PAGE TEXT Block Start

In a year that saw a terrible Ebola pandemic in Africa and the resurgence of Legionnaire's disease in New York, it's small wonder that life sciences and health-care companies are also leading the way for initial public offerings. Still, it's catching some off guard--particularly those who are bullish on the tech sector.

For 2015, a year in which volatility has returned to the stock market, with a correction in August that drove the Dow Jones Industrial Average down 13 percent, tech companies accounted for just 11 percent of initial public offerings. Meanwhile health-care stocks represented 44 percent of new IPOs. That's according to new data from IPO researcher Renaissance Capital.

In light of the stock market's recent decline, investors seem increasingly to be giving the tech sector the cold shoulder, with stunning drops in value of once high-flying stocks, among them the micro-blogging site Twitter, whose stock is down more than 50 percent compared to September of 2014. That investor indifference could be a particular problem for any technology company looking to exit via the public markets.

Naturally, the trend hasn't ruffled too many feathers in Silicon Valley, as tech companies are staying private longer--benefitting from the seemingly endless streams of venture capital money in search of the next Facebook or Google. 

As markets turn, however, investors also typically grow cautious and place a greater emphasis on defensive stocks, like health care. And as we all know, the tech sector is looking pretty frothy these says, as company valuations have soared to astronomical heights.

Fast-growth companies like Airbnb and Uber have raked in hundreds of millions of dollars in venture capital funding in the past few years, which has pushed their valuations into never-before seen territory for startups. By last count, the apartment share company was valued at $25 billion, while Uber's value stood at more than $50 billion.

When it comes time for an exit, evidence from recent tech IPOs suggest the markets may not support such valuations. In some cases, investors have bid down the value of companies once they go public. Cloud storage company Box is one example.

PAGE TEXT Block End
SUPPLIED INFORMATION Block Start

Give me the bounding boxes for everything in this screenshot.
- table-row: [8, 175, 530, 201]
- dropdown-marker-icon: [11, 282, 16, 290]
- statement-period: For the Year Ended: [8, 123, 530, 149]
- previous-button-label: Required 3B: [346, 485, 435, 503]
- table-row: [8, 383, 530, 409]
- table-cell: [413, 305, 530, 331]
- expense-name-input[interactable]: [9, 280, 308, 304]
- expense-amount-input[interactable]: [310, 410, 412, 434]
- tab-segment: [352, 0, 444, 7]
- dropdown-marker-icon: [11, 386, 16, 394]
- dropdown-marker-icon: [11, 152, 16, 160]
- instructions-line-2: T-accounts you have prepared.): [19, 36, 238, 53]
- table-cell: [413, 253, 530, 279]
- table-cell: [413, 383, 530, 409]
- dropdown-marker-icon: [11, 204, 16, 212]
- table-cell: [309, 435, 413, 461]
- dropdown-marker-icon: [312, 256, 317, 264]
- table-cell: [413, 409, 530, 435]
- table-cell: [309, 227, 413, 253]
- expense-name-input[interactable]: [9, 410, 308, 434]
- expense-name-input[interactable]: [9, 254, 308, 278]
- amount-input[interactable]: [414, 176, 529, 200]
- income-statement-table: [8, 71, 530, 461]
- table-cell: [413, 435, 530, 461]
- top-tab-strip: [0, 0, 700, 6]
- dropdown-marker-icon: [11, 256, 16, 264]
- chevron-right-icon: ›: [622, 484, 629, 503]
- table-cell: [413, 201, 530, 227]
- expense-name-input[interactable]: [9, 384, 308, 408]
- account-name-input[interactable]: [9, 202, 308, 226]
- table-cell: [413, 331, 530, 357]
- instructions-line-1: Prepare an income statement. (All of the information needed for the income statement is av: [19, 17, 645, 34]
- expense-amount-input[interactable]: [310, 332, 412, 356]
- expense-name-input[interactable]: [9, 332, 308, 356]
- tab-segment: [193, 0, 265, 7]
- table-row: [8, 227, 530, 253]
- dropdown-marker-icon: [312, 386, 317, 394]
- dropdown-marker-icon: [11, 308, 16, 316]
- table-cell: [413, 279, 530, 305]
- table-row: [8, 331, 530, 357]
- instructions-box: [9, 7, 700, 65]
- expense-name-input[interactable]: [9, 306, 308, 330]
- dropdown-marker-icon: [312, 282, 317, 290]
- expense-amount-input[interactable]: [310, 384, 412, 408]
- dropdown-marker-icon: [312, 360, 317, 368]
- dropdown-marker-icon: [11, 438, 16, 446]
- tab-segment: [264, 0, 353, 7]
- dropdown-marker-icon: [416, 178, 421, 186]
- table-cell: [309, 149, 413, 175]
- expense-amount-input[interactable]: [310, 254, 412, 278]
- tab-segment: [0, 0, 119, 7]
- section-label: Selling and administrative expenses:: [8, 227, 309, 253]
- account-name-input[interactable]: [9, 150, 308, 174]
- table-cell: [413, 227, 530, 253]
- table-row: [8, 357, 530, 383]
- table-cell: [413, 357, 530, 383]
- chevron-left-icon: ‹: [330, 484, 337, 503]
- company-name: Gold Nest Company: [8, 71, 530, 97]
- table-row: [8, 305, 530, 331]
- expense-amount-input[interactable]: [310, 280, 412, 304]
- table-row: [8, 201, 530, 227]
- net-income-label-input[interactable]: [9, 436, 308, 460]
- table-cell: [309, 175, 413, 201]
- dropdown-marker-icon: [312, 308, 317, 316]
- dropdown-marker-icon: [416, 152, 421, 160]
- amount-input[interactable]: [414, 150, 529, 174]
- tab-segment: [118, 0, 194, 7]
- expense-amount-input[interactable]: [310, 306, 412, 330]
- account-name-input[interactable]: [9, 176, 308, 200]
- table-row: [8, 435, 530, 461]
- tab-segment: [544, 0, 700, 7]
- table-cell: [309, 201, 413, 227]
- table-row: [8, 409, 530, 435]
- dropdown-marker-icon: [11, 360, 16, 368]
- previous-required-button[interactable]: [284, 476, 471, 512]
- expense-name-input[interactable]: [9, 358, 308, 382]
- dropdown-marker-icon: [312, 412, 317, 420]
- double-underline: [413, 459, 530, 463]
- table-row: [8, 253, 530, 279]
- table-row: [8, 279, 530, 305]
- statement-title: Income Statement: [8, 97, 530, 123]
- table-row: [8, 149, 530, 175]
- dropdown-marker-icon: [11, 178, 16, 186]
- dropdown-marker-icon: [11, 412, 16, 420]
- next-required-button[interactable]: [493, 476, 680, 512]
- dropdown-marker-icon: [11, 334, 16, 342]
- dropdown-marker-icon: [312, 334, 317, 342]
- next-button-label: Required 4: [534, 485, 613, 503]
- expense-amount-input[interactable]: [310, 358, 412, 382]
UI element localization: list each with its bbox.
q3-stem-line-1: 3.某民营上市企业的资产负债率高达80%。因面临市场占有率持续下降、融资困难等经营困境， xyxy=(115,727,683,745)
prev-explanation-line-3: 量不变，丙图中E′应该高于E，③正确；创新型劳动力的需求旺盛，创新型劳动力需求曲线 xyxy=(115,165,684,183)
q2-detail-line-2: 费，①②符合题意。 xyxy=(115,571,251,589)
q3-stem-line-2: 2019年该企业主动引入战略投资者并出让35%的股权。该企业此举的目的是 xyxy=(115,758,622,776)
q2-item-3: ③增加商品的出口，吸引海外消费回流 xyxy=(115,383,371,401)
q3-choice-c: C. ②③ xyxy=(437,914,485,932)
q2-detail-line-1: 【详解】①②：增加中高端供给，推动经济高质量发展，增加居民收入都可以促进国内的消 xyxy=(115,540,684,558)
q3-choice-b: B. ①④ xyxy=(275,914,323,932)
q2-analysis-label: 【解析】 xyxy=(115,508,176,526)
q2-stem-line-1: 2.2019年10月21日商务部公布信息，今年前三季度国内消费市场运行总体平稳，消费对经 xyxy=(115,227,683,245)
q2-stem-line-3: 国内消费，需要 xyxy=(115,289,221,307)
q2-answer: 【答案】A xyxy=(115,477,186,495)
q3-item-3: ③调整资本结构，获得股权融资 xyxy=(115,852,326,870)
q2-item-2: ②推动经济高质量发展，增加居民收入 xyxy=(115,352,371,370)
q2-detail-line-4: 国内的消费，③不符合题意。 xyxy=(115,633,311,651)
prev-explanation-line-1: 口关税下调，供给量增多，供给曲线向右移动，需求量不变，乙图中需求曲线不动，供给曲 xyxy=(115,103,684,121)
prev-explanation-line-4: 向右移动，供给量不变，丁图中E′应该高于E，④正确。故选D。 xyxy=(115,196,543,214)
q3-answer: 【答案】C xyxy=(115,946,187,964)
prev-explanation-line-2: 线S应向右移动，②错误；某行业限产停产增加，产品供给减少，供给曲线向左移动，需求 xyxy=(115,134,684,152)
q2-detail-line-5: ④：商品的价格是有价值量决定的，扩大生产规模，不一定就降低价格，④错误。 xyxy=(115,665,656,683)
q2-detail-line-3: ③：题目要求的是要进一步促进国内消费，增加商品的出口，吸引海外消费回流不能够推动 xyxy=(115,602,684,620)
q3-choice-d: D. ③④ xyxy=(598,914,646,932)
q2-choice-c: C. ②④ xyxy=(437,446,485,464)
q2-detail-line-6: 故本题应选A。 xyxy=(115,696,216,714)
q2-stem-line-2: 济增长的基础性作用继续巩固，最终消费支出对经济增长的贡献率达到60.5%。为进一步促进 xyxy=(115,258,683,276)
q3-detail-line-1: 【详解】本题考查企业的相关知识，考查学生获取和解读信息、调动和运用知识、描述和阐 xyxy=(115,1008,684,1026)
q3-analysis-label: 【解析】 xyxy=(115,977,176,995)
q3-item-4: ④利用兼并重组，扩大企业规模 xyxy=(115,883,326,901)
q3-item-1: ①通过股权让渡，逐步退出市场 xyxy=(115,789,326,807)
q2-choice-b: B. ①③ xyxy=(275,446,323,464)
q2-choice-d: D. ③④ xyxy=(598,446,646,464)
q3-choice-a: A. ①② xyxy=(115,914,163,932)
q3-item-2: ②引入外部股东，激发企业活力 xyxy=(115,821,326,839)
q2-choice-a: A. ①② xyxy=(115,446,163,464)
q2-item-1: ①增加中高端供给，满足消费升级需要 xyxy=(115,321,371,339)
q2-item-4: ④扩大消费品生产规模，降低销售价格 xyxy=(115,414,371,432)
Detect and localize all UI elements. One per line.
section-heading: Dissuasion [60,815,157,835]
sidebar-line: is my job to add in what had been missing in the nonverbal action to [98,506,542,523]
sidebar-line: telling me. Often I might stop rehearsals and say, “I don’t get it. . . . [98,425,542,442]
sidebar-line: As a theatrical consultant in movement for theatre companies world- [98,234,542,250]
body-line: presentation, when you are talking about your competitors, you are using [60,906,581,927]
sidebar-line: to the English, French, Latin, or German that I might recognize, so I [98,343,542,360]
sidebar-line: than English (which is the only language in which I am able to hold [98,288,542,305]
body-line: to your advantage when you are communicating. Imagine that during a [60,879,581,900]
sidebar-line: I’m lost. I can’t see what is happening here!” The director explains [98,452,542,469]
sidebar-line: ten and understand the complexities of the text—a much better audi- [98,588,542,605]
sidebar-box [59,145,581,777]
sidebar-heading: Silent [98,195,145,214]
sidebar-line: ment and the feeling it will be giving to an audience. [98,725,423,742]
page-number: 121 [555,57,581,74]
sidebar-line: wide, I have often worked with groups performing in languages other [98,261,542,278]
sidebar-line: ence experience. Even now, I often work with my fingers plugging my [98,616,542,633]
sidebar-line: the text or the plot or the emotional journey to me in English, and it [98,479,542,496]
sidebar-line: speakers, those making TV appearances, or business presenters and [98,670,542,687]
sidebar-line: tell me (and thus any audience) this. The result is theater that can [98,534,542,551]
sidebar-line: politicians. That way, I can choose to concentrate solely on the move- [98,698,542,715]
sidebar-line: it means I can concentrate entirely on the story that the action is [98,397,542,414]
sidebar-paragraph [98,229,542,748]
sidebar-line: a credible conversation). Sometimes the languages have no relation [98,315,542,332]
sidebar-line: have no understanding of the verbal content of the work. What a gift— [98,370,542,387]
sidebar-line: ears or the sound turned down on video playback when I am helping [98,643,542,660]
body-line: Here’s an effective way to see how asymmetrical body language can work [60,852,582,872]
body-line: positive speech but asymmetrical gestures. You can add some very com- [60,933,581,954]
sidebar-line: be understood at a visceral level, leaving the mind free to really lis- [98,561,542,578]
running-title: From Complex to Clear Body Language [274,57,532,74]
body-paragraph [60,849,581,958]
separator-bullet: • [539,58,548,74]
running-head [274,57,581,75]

SUPPLIED INFORMATION Block End

*WHAT THE TASK ASKS:* Continue the article on health-care and tech IPOs in 2015 from its last sentence. The records have no connection to the article on health-care and tech IPOs.

*RESULT BELOW:*
To be sure, biotech is hardly immune from the valuation frenzy. Big pharmaceutical companies have invested billions of dollars in recent years into promising companies whose products are still in pre-clinical phases. Such companies raised $2.3 billion in 126 deals in the second quarter of 2015, a 21 percent increase in deal dollar value compared to the second quarter of 2014, according to PricewaterhouseCooper's most recent Moneytree report on the sector.

Cancer drug company Juno Therapeutics, which took in $145 million from Amazon's Jeff Bezos and other investors in 2014 is but one example. The company went public, also in 2014, at a $2.7 billion valuation.

Until recently, the market had supported high valuations for both sectors because they contain companies that can introduce extremely innovative products. The tide seems to be turning on tech, however, as the valuations are trending higher than in biotech.

What does all this mean for you? If you have a health care company, now may be your moment--particularly if your company is in biotech or medical devices.

For more insight, here's a look at some of the numbers year to date, by Renaissance's reckoning:

  • 131 IPOS have raised $22 billion, which amounts to nearly a third fewer filings compared to the same time period in 2014, and about equivalent to activity in 2013 for the same time period.
  • Technology company IPOs are at the lowest level since 2008, and the sector has the worst rate of return of any industry group, with an average negative four percent return relative to first-day debuts.
  • Roughly one third of new health care IPOs are in biotech.
  • Health care companies represent a third of companies of the 122 companies in the IPO pipeline, and 60 percent of new filings in August.